Task brief: Reproduce the listing word for word. Skip any image.

(Source records)
###
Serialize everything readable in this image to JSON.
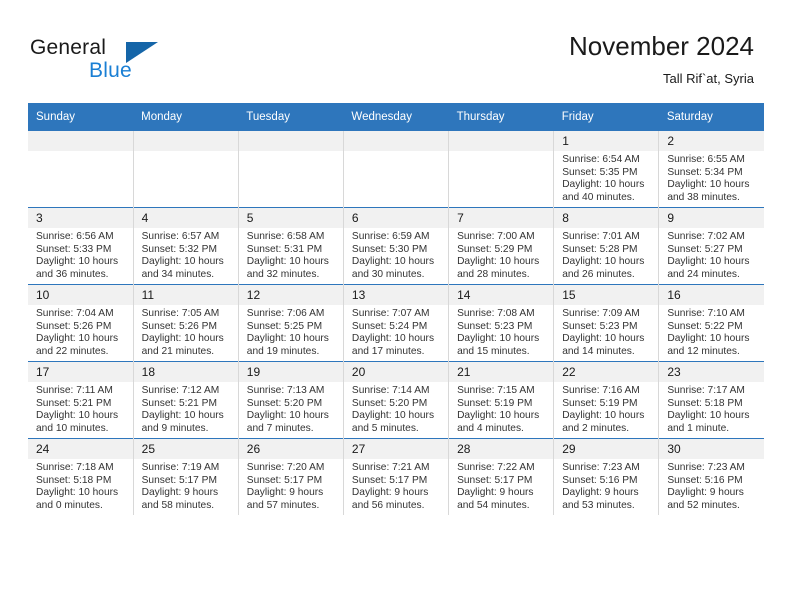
{
  "logo": {
    "word1": "General",
    "word2": "Blue",
    "triangle_color": "#1565a8",
    "blue_color": "#1a7fd4",
    "icon": "triangle-icon"
  },
  "header": {
    "title": "November 2024",
    "subtitle": "Tall Rif`at, Syria"
  },
  "theme": {
    "header_bg": "#2e76bc",
    "daynum_bg": "#f1f1f1",
    "cell_border": "#d8d8d8",
    "week_divider": "#2e76bc"
  },
  "weekdays": [
    "Sunday",
    "Monday",
    "Tuesday",
    "Wednesday",
    "Thursday",
    "Friday",
    "Saturday"
  ],
  "labels": {
    "sunrise": "Sunrise:",
    "sunset": "Sunset:",
    "daylight": "Daylight:"
  },
  "weeks": [
    [
      {
        "day": "",
        "empty": true
      },
      {
        "day": "",
        "empty": true
      },
      {
        "day": "",
        "empty": true
      },
      {
        "day": "",
        "empty": true
      },
      {
        "day": "",
        "empty": true
      },
      {
        "day": "1",
        "sunrise": "Sunrise: 6:54 AM",
        "sunset": "Sunset: 5:35 PM",
        "daylight": "Daylight: 10 hours and 40 minutes."
      },
      {
        "day": "2",
        "sunrise": "Sunrise: 6:55 AM",
        "sunset": "Sunset: 5:34 PM",
        "daylight": "Daylight: 10 hours and 38 minutes."
      }
    ],
    [
      {
        "day": "3",
        "sunrise": "Sunrise: 6:56 AM",
        "sunset": "Sunset: 5:33 PM",
        "daylight": "Daylight: 10 hours and 36 minutes."
      },
      {
        "day": "4",
        "sunrise": "Sunrise: 6:57 AM",
        "sunset": "Sunset: 5:32 PM",
        "daylight": "Daylight: 10 hours and 34 minutes."
      },
      {
        "day": "5",
        "sunrise": "Sunrise: 6:58 AM",
        "sunset": "Sunset: 5:31 PM",
        "daylight": "Daylight: 10 hours and 32 minutes."
      },
      {
        "day": "6",
        "sunrise": "Sunrise: 6:59 AM",
        "sunset": "Sunset: 5:30 PM",
        "daylight": "Daylight: 10 hours and 30 minutes."
      },
      {
        "day": "7",
        "sunrise": "Sunrise: 7:00 AM",
        "sunset": "Sunset: 5:29 PM",
        "daylight": "Daylight: 10 hours and 28 minutes."
      },
      {
        "day": "8",
        "sunrise": "Sunrise: 7:01 AM",
        "sunset": "Sunset: 5:28 PM",
        "daylight": "Daylight: 10 hours and 26 minutes."
      },
      {
        "day": "9",
        "sunrise": "Sunrise: 7:02 AM",
        "sunset": "Sunset: 5:27 PM",
        "daylight": "Daylight: 10 hours and 24 minutes."
      }
    ],
    [
      {
        "day": "10",
        "sunrise": "Sunrise: 7:04 AM",
        "sunset": "Sunset: 5:26 PM",
        "daylight": "Daylight: 10 hours and 22 minutes."
      },
      {
        "day": "11",
        "sunrise": "Sunrise: 7:05 AM",
        "sunset": "Sunset: 5:26 PM",
        "daylight": "Daylight: 10 hours and 21 minutes."
      },
      {
        "day": "12",
        "sunrise": "Sunrise: 7:06 AM",
        "sunset": "Sunset: 5:25 PM",
        "daylight": "Daylight: 10 hours and 19 minutes."
      },
      {
        "day": "13",
        "sunrise": "Sunrise: 7:07 AM",
        "sunset": "Sunset: 5:24 PM",
        "daylight": "Daylight: 10 hours and 17 minutes."
      },
      {
        "day": "14",
        "sunrise": "Sunrise: 7:08 AM",
        "sunset": "Sunset: 5:23 PM",
        "daylight": "Daylight: 10 hours and 15 minutes."
      },
      {
        "day": "15",
        "sunrise": "Sunrise: 7:09 AM",
        "sunset": "Sunset: 5:23 PM",
        "daylight": "Daylight: 10 hours and 14 minutes."
      },
      {
        "day": "16",
        "sunrise": "Sunrise: 7:10 AM",
        "sunset": "Sunset: 5:22 PM",
        "daylight": "Daylight: 10 hours and 12 minutes."
      }
    ],
    [
      {
        "day": "17",
        "sunrise": "Sunrise: 7:11 AM",
        "sunset": "Sunset: 5:21 PM",
        "daylight": "Daylight: 10 hours and 10 minutes."
      },
      {
        "day": "18",
        "sunrise": "Sunrise: 7:12 AM",
        "sunset": "Sunset: 5:21 PM",
        "daylight": "Daylight: 10 hours and 9 minutes."
      },
      {
        "day": "19",
        "sunrise": "Sunrise: 7:13 AM",
        "sunset": "Sunset: 5:20 PM",
        "daylight": "Daylight: 10 hours and 7 minutes."
      },
      {
        "day": "20",
        "sunrise": "Sunrise: 7:14 AM",
        "sunset": "Sunset: 5:20 PM",
        "daylight": "Daylight: 10 hours and 5 minutes."
      },
      {
        "day": "21",
        "sunrise": "Sunrise: 7:15 AM",
        "sunset": "Sunset: 5:19 PM",
        "daylight": "Daylight: 10 hours and 4 minutes."
      },
      {
        "day": "22",
        "sunrise": "Sunrise: 7:16 AM",
        "sunset": "Sunset: 5:19 PM",
        "daylight": "Daylight: 10 hours and 2 minutes."
      },
      {
        "day": "23",
        "sunrise": "Sunrise: 7:17 AM",
        "sunset": "Sunset: 5:18 PM",
        "daylight": "Daylight: 10 hours and 1 minute."
      }
    ],
    [
      {
        "day": "24",
        "sunrise": "Sunrise: 7:18 AM",
        "sunset": "Sunset: 5:18 PM",
        "daylight": "Daylight: 10 hours and 0 minutes."
      },
      {
        "day": "25",
        "sunrise": "Sunrise: 7:19 AM",
        "sunset": "Sunset: 5:17 PM",
        "daylight": "Daylight: 9 hours and 58 minutes."
      },
      {
        "day": "26",
        "sunrise": "Sunrise: 7:20 AM",
        "sunset": "Sunset: 5:17 PM",
        "daylight": "Daylight: 9 hours and 57 minutes."
      },
      {
        "day": "27",
        "sunrise": "Sunrise: 7:21 AM",
        "sunset": "Sunset: 5:17 PM",
        "daylight": "Daylight: 9 hours and 56 minutes."
      },
      {
        "day": "28",
        "sunrise": "Sunrise: 7:22 AM",
        "sunset": "Sunset: 5:17 PM",
        "daylight": "Daylight: 9 hours and 54 minutes."
      },
      {
        "day": "29",
        "sunrise": "Sunrise: 7:23 AM",
        "sunset": "Sunset: 5:16 PM",
        "daylight": "Daylight: 9 hours and 53 minutes."
      },
      {
        "day": "30",
        "sunrise": "Sunrise: 7:23 AM",
        "sunset": "Sunset: 5:16 PM",
        "daylight": "Daylight: 9 hours and 52 minutes."
      }
    ]
  ]
}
###
Correct response:
Serialize everything readable in this image to JSON.
{
  "logo": {
    "word1": "General",
    "word2": "Blue",
    "triangle_color": "#1565a8",
    "blue_color": "#1a7fd4",
    "icon": "triangle-icon"
  },
  "header": {
    "title": "November 2024",
    "subtitle": "Tall Rif`at, Syria"
  },
  "theme": {
    "header_bg": "#2e76bc",
    "daynum_bg": "#f1f1f1",
    "cell_border": "#d8d8d8",
    "week_divider": "#2e76bc"
  },
  "weekdays": [
    "Sunday",
    "Monday",
    "Tuesday",
    "Wednesday",
    "Thursday",
    "Friday",
    "Saturday"
  ],
  "labels": {
    "sunrise": "Sunrise:",
    "sunset": "Sunset:",
    "daylight": "Daylight:"
  },
  "weeks": [
    [
      {
        "day": "",
        "empty": true
      },
      {
        "day": "",
        "empty": true
      },
      {
        "day": "",
        "empty": true
      },
      {
        "day": "",
        "empty": true
      },
      {
        "day": "",
        "empty": true
      },
      {
        "day": "1",
        "sunrise": "Sunrise: 6:54 AM",
        "sunset": "Sunset: 5:35 PM",
        "daylight": "Daylight: 10 hours and 40 minutes."
      },
      {
        "day": "2",
        "sunrise": "Sunrise: 6:55 AM",
        "sunset": "Sunset: 5:34 PM",
        "daylight": "Daylight: 10 hours and 38 minutes."
      }
    ],
    [
      {
        "day": "3",
        "sunrise": "Sunrise: 6:56 AM",
        "sunset": "Sunset: 5:33 PM",
        "daylight": "Daylight: 10 hours and 36 minutes."
      },
      {
        "day": "4",
        "sunrise": "Sunrise: 6:57 AM",
        "sunset": "Sunset: 5:32 PM",
        "daylight": "Daylight: 10 hours and 34 minutes."
      },
      {
        "day": "5",
        "sunrise": "Sunrise: 6:58 AM",
        "sunset": "Sunset: 5:31 PM",
        "daylight": "Daylight: 10 hours and 32 minutes."
      },
      {
        "day": "6",
        "sunrise": "Sunrise: 6:59 AM",
        "sunset": "Sunset: 5:30 PM",
        "daylight": "Daylight: 10 hours and 30 minutes."
      },
      {
        "day": "7",
        "sunrise": "Sunrise: 7:00 AM",
        "sunset": "Sunset: 5:29 PM",
        "daylight": "Daylight: 10 hours and 28 minutes."
      },
      {
        "day": "8",
        "sunrise": "Sunrise: 7:01 AM",
        "sunset": "Sunset: 5:28 PM",
        "daylight": "Daylight: 10 hours and 26 minutes."
      },
      {
        "day": "9",
        "sunrise": "Sunrise: 7:02 AM",
        "sunset": "Sunset: 5:27 PM",
        "daylight": "Daylight: 10 hours and 24 minutes."
      }
    ],
    [
      {
        "day": "10",
        "sunrise": "Sunrise: 7:04 AM",
        "sunset": "Sunset: 5:26 PM",
        "daylight": "Daylight: 10 hours and 22 minutes."
      },
      {
        "day": "11",
        "sunrise": "Sunrise: 7:05 AM",
        "sunset": "Sunset: 5:26 PM",
        "daylight": "Daylight: 10 hours and 21 minutes."
      },
      {
        "day": "12",
        "sunrise": "Sunrise: 7:06 AM",
        "sunset": "Sunset: 5:25 PM",
        "daylight": "Daylight: 10 hours and 19 minutes."
      },
      {
        "day": "13",
        "sunrise": "Sunrise: 7:07 AM",
        "sunset": "Sunset: 5:24 PM",
        "daylight": "Daylight: 10 hours and 17 minutes."
      },
      {
        "day": "14",
        "sunrise": "Sunrise: 7:08 AM",
        "sunset": "Sunset: 5:23 PM",
        "daylight": "Daylight: 10 hours and 15 minutes."
      },
      {
        "day": "15",
        "sunrise": "Sunrise: 7:09 AM",
        "sunset": "Sunset: 5:23 PM",
        "daylight": "Daylight: 10 hours and 14 minutes."
      },
      {
        "day": "16",
        "sunrise": "Sunrise: 7:10 AM",
        "sunset": "Sunset: 5:22 PM",
        "daylight": "Daylight: 10 hours and 12 minutes."
      }
    ],
    [
      {
        "day": "17",
        "sunrise": "Sunrise: 7:11 AM",
        "sunset": "Sunset: 5:21 PM",
        "daylight": "Daylight: 10 hours and 10 minutes."
      },
      {
        "day": "18",
        "sunrise": "Sunrise: 7:12 AM",
        "sunset": "Sunset: 5:21 PM",
        "daylight": "Daylight: 10 hours and 9 minutes."
      },
      {
        "day": "19",
        "sunrise": "Sunrise: 7:13 AM",
        "sunset": "Sunset: 5:20 PM",
        "daylight": "Daylight: 10 hours and 7 minutes."
      },
      {
        "day": "20",
        "sunrise": "Sunrise: 7:14 AM",
        "sunset": "Sunset: 5:20 PM",
        "daylight": "Daylight: 10 hours and 5 minutes."
      },
      {
        "day": "21",
        "sunrise": "Sunrise: 7:15 AM",
        "sunset": "Sunset: 5:19 PM",
        "daylight": "Daylight: 10 hours and 4 minutes."
      },
      {
        "day": "22",
        "sunrise": "Sunrise: 7:16 AM",
        "sunset": "Sunset: 5:19 PM",
        "daylight": "Daylight: 10 hours and 2 minutes."
      },
      {
        "day": "23",
        "sunrise": "Sunrise: 7:17 AM",
        "sunset": "Sunset: 5:18 PM",
        "daylight": "Daylight: 10 hours and 1 minute."
      }
    ],
    [
      {
        "day": "24",
        "sunrise": "Sunrise: 7:18 AM",
        "sunset": "Sunset: 5:18 PM",
        "daylight": "Daylight: 10 hours and 0 minutes."
      },
      {
        "day": "25",
        "sunrise": "Sunrise: 7:19 AM",
        "sunset": "Sunset: 5:17 PM",
        "daylight": "Daylight: 9 hours and 58 minutes."
      },
      {
        "day": "26",
        "sunrise": "Sunrise: 7:20 AM",
        "sunset": "Sunset: 5:17 PM",
        "daylight": "Daylight: 9 hours and 57 minutes."
      },
      {
        "day": "27",
        "sunrise": "Sunrise: 7:21 AM",
        "sunset": "Sunset: 5:17 PM",
        "daylight": "Daylight: 9 hours and 56 minutes."
      },
      {
        "day": "28",
        "sunrise": "Sunrise: 7:22 AM",
        "sunset": "Sunset: 5:17 PM",
        "daylight": "Daylight: 9 hours and 54 minutes."
      },
      {
        "day": "29",
        "sunrise": "Sunrise: 7:23 AM",
        "sunset": "Sunset: 5:16 PM",
        "daylight": "Daylight: 9 hours and 53 minutes."
      },
      {
        "day": "30",
        "sunrise": "Sunrise: 7:23 AM",
        "sunset": "Sunset: 5:16 PM",
        "daylight": "Daylight: 9 hours and 52 minutes."
      }
    ]
  ]
}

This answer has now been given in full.